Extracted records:
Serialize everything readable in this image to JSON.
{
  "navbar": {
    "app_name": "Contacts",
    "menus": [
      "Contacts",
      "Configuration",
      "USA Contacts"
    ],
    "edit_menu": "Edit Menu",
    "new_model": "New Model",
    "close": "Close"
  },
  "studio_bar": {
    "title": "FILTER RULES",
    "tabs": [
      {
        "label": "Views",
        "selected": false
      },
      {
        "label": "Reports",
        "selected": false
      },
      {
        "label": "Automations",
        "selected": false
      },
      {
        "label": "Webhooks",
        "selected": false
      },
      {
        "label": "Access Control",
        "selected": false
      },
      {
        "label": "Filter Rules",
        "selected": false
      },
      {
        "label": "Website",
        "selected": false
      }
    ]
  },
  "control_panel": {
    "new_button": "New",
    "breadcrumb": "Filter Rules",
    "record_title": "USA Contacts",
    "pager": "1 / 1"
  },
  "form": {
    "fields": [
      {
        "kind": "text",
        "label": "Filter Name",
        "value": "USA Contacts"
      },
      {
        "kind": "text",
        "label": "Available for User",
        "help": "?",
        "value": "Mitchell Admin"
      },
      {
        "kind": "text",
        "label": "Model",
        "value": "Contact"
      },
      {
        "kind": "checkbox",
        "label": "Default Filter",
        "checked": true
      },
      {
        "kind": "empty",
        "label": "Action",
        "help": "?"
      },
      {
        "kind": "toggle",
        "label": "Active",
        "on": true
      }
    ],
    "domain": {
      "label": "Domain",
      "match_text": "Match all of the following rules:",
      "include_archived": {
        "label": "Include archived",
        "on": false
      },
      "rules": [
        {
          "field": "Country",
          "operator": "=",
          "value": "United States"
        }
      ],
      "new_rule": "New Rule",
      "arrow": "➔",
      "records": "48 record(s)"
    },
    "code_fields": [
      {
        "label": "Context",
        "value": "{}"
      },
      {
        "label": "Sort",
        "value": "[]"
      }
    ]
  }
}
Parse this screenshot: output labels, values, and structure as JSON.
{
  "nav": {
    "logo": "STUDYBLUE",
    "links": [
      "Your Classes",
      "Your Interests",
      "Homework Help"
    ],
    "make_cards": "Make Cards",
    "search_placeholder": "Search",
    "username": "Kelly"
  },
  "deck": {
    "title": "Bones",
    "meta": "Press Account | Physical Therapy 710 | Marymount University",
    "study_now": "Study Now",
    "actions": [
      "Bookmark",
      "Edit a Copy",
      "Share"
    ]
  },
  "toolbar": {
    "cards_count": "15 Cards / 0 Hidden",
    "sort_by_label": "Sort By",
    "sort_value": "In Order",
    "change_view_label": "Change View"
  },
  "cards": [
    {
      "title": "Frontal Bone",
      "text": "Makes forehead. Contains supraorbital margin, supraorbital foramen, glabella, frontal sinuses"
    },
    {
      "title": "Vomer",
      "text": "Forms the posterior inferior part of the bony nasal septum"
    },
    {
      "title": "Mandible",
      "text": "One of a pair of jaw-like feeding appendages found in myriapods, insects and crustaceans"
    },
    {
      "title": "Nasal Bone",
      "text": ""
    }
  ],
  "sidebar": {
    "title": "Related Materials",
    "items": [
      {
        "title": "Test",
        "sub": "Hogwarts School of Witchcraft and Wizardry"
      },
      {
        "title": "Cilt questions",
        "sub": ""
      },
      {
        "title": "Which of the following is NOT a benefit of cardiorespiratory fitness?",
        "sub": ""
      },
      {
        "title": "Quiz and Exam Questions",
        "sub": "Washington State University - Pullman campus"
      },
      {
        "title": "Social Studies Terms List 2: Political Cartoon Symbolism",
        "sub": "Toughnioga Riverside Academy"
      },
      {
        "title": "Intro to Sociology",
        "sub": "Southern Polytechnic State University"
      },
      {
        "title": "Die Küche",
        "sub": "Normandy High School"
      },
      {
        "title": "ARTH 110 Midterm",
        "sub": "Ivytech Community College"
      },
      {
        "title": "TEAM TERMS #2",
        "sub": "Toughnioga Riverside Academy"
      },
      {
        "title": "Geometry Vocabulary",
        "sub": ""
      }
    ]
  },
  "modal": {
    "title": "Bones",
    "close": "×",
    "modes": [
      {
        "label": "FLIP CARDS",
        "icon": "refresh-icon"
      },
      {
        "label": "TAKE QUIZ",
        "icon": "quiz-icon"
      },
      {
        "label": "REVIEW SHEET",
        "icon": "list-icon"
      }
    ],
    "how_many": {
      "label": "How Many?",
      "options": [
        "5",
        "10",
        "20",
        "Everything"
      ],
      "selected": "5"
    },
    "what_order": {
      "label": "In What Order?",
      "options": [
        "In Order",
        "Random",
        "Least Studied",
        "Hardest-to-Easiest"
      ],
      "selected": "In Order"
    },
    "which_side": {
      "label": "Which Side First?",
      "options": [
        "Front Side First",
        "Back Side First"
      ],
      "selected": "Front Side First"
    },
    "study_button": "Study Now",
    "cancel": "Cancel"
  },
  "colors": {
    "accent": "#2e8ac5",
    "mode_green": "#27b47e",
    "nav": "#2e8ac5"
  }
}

**PROBLEM REQUIREMENTS:**
Transcribe the material exactly as it reads.

**EXERCISE SOLUTION:**
Serialize everything readable in this image to JSON.
{
  "navbar": {
    "app_name": "Contacts",
    "menus": [
      "Contacts",
      "Configuration",
      "USA Contacts"
    ],
    "edit_menu": "Edit Menu",
    "new_model": "New Model",
    "close": "Close"
  },
  "studio_bar": {
    "title": "FILTER RULES",
    "tabs": [
      {
        "label": "Views",
        "selected": false
      },
      {
        "label": "Reports",
        "selected": false
      },
      {
        "label": "Automations",
        "selected": false
      },
      {
        "label": "Webhooks",
        "selected": false
      },
      {
        "label": "Access Control",
        "selected": false
      },
      {
        "label": "Filter Rules",
        "selected": false
      },
      {
        "label": "Website",
        "selected": false
      }
    ]
  },
  "control_panel": {
    "new_button": "New",
    "breadcrumb": "Filter Rules",
    "record_title": "USA Contacts",
    "pager": "1 / 1"
  },
  "form": {
    "fields": [
      {
        "kind": "text",
        "label": "Filter Name",
        "value": "USA Contacts"
      },
      {
        "kind": "text",
        "label": "Available for User",
        "help": "?",
        "value": "Mitchell Admin"
      },
      {
        "kind": "text",
        "label": "Model",
        "value": "Contact"
      },
      {
        "kind": "checkbox",
        "label": "Default Filter",
        "checked": true
      },
      {
        "kind": "empty",
        "label": "Action",
        "help": "?"
      },
      {
        "kind": "toggle",
        "label": "Active",
        "on": true
      }
    ],
    "domain": {
      "label": "Domain",
      "match_text": "Match all of the following rules:",
      "include_archived": {
        "label": "Include archived",
        "on": false
      },
      "rules": [
        {
          "field": "Country",
          "operator": "=",
          "value": "United States"
        }
      ],
      "new_rule": "New Rule",
      "arrow": "➔",
      "records": "48 record(s)"
    },
    "code_fields": [
      {
        "label": "Context",
        "value": "{}"
      },
      {
        "label": "Sort",
        "value": "[]"
      }
    ]
  }
}
Parse this screenshot: output labels, values, and structure as JSON.
{
  "nav": {
    "logo": "STUDYBLUE",
    "links": [
      "Your Classes",
      "Your Interests",
      "Homework Help"
    ],
    "make_cards": "Make Cards",
    "search_placeholder": "Search",
    "username": "Kelly"
  },
  "deck": {
    "title": "Bones",
    "meta": "Press Account | Physical Therapy 710 | Marymount University",
    "study_now": "Study Now",
    "actions": [
      "Bookmark",
      "Edit a Copy",
      "Share"
    ]
  },
  "toolbar": {
    "cards_count": "15 Cards / 0 Hidden",
    "sort_by_label": "Sort By",
    "sort_value": "In Order",
    "change_view_label": "Change View"
  },
  "cards": [
    {
      "title": "Frontal Bone",
      "text": "Makes forehead. Contains supraorbital margin, supraorbital foramen, glabella, frontal sinuses"
    },
    {
      "title": "Vomer",
      "text": "Forms the posterior inferior part of the bony nasal septum"
    },
    {
      "title": "Mandible",
      "text": "One of a pair of jaw-like feeding appendages found in myriapods, insects and crustaceans"
    },
    {
      "title": "Nasal Bone",
      "text": ""
    }
  ],
  "sidebar": {
    "title": "Related Materials",
    "items": [
      {
        "title": "Test",
        "sub": "Hogwarts School of Witchcraft and Wizardry"
      },
      {
        "title": "Cilt questions",
        "sub": ""
      },
      {
        "title": "Which of the following is NOT a benefit of cardiorespiratory fitness?",
        "sub": ""
      },
      {
        "title": "Quiz and Exam Questions",
        "sub": "Washington State University - Pullman campus"
      },
      {
        "title": "Social Studies Terms List 2: Political Cartoon Symbolism",
        "sub": "Toughnioga Riverside Academy"
      },
      {
        "title": "Intro to Sociology",
        "sub": "Southern Polytechnic State University"
      },
      {
        "title": "Die Küche",
        "sub": "Normandy High School"
      },
      {
        "title": "ARTH 110 Midterm",
        "sub": "Ivytech Community College"
      },
      {
        "title": "TEAM TERMS #2",
        "sub": "Toughnioga Riverside Academy"
      },
      {
        "title": "Geometry Vocabulary",
        "sub": ""
      }
    ]
  },
  "modal": {
    "title": "Bones",
    "close": "×",
    "modes": [
      {
        "label": "FLIP CARDS",
        "icon": "refresh-icon"
      },
      {
        "label": "TAKE QUIZ",
        "icon": "quiz-icon"
      },
      {
        "label": "REVIEW SHEET",
        "icon": "list-icon"
      }
    ],
    "how_many": {
      "label": "How Many?",
      "options": [
        "5",
        "10",
        "20",
        "Everything"
      ],
      "selected": "5"
    },
    "what_order": {
      "label": "In What Order?",
      "options": [
        "In Order",
        "Random",
        "Least Studied",
        "Hardest-to-Easiest"
      ],
      "selected": "In Order"
    },
    "which_side": {
      "label": "Which Side First?",
      "options": [
        "Front Side First",
        "Back Side First"
      ],
      "selected": "Front Side First"
    },
    "study_button": "Study Now",
    "cancel": "Cancel"
  },
  "colors": {
    "accent": "#2e8ac5",
    "mode_green": "#27b47e",
    "nav": "#2e8ac5"
  }
}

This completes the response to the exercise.